===== DATASET RECORDS

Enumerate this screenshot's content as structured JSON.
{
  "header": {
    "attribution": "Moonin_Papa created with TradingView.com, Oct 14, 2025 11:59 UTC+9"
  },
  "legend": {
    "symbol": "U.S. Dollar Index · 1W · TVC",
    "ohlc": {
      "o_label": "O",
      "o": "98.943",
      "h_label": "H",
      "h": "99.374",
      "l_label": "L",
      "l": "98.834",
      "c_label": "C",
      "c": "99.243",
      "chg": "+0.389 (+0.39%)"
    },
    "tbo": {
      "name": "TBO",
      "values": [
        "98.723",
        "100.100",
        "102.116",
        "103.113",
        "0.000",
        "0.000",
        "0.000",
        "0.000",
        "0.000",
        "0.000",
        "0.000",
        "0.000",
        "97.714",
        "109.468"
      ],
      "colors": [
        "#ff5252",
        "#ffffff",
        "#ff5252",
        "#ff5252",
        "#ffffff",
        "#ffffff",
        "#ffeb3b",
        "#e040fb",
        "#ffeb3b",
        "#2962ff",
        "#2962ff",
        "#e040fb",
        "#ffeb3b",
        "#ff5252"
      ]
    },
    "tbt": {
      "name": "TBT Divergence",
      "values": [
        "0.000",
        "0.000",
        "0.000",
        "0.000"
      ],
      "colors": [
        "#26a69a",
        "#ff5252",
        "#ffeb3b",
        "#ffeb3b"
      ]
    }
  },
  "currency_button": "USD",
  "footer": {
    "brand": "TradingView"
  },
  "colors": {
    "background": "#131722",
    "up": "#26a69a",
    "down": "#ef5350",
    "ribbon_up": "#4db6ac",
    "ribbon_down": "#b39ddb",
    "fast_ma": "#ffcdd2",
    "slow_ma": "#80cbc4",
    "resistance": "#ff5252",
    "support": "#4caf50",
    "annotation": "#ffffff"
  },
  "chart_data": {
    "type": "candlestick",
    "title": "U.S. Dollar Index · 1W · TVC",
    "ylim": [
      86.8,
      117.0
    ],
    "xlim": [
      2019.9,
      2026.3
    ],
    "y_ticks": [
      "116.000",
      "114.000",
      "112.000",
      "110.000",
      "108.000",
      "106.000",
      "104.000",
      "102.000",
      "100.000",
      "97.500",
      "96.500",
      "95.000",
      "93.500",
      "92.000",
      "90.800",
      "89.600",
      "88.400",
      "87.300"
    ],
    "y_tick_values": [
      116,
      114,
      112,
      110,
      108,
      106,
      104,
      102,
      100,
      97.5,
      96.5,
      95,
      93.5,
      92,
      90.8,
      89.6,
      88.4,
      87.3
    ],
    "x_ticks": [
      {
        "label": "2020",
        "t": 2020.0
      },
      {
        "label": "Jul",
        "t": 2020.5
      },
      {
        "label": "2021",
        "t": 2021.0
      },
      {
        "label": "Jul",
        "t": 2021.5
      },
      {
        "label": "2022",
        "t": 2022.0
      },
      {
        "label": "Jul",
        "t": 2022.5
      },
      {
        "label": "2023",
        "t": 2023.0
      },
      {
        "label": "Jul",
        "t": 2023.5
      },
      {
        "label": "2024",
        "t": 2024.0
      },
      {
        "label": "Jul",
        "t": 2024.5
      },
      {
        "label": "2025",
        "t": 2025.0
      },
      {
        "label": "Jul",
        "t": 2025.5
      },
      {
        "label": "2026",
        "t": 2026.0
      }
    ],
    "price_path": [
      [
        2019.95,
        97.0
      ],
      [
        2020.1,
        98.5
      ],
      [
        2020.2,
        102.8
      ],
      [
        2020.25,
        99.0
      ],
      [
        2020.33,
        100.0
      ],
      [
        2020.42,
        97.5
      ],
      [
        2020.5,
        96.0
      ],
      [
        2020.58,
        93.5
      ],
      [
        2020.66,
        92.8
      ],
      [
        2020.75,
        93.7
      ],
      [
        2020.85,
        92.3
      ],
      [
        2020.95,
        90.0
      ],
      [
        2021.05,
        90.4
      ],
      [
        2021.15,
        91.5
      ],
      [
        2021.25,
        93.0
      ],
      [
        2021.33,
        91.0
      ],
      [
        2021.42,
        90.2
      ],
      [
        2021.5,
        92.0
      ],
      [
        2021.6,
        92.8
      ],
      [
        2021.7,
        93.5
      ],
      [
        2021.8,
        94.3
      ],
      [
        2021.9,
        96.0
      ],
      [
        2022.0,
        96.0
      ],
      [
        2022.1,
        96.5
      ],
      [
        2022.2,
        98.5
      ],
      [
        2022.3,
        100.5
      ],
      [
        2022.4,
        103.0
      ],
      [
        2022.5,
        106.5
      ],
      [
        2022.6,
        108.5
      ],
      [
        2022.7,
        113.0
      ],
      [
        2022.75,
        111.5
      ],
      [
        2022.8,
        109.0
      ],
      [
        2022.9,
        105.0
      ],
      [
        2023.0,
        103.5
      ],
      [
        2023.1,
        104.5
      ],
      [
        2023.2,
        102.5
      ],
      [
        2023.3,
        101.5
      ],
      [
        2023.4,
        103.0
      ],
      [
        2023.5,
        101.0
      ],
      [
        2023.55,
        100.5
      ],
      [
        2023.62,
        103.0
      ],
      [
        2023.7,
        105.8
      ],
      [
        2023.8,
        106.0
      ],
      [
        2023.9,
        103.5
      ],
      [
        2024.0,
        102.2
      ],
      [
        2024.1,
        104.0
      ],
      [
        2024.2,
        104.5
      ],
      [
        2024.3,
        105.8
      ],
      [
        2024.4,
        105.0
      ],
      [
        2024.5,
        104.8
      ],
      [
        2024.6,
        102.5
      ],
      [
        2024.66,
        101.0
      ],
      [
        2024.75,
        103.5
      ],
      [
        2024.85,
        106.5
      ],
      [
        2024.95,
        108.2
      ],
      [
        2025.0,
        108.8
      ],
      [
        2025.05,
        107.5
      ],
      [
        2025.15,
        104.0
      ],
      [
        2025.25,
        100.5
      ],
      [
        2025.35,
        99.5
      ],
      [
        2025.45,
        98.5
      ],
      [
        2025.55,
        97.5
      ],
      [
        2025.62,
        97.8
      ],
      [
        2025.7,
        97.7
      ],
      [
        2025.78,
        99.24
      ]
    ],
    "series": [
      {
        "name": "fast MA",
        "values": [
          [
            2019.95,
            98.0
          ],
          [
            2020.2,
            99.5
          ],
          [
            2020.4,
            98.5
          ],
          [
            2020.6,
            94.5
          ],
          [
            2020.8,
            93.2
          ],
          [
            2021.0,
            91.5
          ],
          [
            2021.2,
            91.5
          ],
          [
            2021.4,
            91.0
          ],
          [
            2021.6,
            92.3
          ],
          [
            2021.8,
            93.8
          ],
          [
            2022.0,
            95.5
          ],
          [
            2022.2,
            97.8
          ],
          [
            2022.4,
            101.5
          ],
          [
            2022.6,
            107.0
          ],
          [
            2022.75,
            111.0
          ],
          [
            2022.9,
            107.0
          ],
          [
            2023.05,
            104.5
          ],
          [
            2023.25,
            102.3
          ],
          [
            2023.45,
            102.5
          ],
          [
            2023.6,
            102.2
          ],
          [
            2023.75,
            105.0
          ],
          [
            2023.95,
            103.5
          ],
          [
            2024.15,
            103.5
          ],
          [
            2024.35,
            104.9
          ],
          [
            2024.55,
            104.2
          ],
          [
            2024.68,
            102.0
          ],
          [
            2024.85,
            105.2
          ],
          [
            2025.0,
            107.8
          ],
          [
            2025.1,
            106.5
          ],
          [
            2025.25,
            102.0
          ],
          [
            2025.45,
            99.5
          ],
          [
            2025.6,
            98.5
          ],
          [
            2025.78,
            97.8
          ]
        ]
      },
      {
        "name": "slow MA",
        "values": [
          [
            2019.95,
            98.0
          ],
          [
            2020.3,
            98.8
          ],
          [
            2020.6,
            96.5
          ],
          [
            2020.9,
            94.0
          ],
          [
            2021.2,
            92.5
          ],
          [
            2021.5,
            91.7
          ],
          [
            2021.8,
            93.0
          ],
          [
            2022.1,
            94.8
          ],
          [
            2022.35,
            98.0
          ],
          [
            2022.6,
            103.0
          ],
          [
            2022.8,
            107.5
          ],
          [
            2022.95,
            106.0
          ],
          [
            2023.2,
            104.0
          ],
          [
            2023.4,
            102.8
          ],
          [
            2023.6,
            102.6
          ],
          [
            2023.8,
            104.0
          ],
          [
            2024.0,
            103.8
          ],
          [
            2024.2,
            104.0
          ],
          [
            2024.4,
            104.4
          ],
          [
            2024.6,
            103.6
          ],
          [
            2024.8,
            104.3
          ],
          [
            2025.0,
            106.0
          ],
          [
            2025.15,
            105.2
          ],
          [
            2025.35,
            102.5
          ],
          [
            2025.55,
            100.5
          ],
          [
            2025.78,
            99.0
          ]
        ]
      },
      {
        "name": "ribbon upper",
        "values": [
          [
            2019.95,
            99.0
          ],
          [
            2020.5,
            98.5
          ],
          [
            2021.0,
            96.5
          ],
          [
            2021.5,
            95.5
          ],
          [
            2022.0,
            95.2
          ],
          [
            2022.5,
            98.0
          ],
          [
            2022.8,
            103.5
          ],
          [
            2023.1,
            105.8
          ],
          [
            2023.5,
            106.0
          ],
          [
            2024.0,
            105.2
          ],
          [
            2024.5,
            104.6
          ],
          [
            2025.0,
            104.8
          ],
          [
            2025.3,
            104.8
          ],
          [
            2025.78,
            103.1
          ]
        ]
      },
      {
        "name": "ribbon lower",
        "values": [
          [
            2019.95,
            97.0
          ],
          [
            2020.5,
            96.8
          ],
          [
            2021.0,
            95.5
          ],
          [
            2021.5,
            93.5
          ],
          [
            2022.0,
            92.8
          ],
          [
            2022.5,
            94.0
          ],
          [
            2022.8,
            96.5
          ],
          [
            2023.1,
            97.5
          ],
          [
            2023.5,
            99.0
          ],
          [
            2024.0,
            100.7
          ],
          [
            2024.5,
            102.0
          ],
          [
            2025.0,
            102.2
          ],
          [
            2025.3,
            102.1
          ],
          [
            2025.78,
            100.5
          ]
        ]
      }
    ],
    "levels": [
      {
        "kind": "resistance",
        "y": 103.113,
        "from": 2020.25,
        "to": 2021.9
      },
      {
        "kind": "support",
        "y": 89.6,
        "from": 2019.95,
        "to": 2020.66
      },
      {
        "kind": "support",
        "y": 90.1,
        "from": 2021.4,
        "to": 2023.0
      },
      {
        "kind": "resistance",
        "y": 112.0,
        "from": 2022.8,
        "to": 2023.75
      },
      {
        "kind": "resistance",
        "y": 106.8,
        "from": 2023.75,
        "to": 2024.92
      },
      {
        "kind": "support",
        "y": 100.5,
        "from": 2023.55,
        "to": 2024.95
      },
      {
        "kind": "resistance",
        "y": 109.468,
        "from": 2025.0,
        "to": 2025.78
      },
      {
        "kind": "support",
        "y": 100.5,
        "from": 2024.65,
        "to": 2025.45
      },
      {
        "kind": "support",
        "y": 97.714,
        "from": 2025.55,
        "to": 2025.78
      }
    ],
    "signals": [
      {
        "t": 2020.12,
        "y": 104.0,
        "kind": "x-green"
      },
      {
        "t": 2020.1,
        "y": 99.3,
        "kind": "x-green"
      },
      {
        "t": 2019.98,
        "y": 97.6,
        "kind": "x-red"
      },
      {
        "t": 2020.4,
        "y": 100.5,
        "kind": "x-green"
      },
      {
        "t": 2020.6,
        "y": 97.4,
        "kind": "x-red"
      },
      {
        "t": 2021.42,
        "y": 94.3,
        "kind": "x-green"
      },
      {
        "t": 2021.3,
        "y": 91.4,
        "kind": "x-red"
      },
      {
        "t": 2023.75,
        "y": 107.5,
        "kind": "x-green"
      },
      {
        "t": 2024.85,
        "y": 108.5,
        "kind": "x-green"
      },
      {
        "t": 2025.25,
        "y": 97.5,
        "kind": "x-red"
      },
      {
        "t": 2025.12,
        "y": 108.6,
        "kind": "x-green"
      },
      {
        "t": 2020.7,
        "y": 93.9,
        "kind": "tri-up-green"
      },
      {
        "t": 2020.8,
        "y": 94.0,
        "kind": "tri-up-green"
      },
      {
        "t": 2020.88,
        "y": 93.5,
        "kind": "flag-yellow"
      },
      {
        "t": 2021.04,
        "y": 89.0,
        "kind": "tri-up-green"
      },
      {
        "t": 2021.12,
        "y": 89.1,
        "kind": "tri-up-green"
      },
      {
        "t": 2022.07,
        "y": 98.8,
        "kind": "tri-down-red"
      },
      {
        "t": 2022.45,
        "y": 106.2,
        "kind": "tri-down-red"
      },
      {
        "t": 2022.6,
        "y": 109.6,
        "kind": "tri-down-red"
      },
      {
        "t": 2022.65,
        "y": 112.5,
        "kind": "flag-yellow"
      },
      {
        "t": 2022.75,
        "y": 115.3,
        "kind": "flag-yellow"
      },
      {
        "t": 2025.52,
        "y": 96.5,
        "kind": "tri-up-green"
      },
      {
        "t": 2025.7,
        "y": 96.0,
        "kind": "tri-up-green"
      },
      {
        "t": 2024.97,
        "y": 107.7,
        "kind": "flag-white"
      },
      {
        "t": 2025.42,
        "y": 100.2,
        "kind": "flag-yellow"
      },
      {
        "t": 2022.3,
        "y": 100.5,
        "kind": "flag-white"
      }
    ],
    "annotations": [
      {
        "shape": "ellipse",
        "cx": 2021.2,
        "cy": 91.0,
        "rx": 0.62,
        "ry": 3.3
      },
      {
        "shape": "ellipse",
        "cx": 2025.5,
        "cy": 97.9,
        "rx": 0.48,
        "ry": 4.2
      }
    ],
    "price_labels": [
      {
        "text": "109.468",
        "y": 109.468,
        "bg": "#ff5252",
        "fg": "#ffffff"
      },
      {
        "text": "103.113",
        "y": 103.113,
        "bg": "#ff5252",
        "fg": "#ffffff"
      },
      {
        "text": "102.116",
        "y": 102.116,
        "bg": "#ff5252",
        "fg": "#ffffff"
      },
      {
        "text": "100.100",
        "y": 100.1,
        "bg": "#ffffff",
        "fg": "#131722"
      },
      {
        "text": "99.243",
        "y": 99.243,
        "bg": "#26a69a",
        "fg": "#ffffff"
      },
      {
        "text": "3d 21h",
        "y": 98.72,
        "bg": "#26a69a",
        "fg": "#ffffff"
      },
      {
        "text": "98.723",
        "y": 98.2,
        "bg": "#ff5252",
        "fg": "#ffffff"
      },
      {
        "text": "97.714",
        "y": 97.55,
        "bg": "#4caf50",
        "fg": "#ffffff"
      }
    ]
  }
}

==========

WHAT THIS TASK INVOLVES: Your answer should be one number: how many lines of the listing include the word "Index".

EXERCISE SOLUTION: 2